▸ What to produce:
Collect all lines containing the word "text" from the data.

▸ Data for processing:
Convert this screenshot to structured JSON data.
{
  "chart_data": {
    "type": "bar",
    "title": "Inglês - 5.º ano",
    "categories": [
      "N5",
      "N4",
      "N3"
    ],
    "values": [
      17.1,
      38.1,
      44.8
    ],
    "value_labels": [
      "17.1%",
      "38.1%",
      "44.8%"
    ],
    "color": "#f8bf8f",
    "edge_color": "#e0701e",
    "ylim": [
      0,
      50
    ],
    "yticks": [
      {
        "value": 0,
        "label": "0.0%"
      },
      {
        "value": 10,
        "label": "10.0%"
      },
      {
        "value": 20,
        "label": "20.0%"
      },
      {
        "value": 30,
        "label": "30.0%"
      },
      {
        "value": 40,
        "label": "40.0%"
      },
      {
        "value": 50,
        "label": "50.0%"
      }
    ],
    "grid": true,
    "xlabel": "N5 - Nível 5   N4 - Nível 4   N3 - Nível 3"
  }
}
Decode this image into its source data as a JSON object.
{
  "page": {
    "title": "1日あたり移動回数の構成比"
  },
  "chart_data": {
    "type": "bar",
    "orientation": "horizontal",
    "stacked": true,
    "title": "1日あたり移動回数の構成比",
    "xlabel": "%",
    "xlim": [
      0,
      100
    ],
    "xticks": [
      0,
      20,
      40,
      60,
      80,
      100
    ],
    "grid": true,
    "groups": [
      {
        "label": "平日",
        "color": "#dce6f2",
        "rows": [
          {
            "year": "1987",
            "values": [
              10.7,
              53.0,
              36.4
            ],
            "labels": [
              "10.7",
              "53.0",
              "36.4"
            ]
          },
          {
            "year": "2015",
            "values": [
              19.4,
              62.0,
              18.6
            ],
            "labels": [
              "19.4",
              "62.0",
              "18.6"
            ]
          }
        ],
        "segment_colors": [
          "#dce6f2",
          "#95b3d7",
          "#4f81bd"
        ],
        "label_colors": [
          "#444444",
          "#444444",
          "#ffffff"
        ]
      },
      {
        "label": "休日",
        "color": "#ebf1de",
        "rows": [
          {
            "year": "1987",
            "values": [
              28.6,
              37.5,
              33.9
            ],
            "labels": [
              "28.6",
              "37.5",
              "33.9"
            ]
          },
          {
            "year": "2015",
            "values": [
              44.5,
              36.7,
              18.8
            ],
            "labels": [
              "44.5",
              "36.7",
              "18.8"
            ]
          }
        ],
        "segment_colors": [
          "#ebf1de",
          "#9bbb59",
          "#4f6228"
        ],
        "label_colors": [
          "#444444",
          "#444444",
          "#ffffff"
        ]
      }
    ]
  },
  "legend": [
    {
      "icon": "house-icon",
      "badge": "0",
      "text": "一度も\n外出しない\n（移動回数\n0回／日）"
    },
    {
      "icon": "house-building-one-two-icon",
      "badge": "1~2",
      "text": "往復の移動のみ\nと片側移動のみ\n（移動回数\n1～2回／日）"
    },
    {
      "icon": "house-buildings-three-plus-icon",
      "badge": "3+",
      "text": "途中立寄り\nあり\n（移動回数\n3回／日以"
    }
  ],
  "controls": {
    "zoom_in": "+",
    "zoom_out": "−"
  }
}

▸ Answer for this exercise:
      "text": "一度も\n外出しない\n（移動回数\n0回／日）"
      "text": "往復の移動のみ\nと片側移動のみ\n（移動回数\n1～2回／日）"
      "text": "途中立寄り\nあり\n（移動回数\n3回／日以"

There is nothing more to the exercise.